Exercise description
Report every line of the records that includes the word "guidance".

Information shown
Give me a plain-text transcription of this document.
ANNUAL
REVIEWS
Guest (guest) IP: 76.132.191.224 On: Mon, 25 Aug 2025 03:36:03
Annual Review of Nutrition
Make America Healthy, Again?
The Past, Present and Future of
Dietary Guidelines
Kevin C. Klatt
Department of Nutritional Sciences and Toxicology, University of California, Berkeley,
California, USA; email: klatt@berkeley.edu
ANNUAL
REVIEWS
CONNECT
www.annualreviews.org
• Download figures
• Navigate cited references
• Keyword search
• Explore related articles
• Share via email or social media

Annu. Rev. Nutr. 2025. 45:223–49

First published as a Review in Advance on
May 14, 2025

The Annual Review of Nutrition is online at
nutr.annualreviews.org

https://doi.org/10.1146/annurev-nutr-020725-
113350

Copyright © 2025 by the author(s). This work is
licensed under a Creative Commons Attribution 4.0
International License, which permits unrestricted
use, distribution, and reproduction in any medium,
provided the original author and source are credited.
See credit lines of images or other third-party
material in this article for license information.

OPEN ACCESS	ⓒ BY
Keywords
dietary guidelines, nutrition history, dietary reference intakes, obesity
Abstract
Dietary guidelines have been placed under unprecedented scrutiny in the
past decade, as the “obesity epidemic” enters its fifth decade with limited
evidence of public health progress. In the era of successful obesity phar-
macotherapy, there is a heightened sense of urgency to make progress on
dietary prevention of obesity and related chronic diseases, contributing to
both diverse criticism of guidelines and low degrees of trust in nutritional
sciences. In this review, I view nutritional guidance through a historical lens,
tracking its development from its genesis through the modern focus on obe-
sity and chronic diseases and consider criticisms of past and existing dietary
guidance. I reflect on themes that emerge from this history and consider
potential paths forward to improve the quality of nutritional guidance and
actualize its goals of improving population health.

Result
sciences. In this review, I view nutritional guidance through a historical lens,
guidance. I reflect on themes that emerge from this history and consider
potential paths forward to improve the quality of nutritional guidance and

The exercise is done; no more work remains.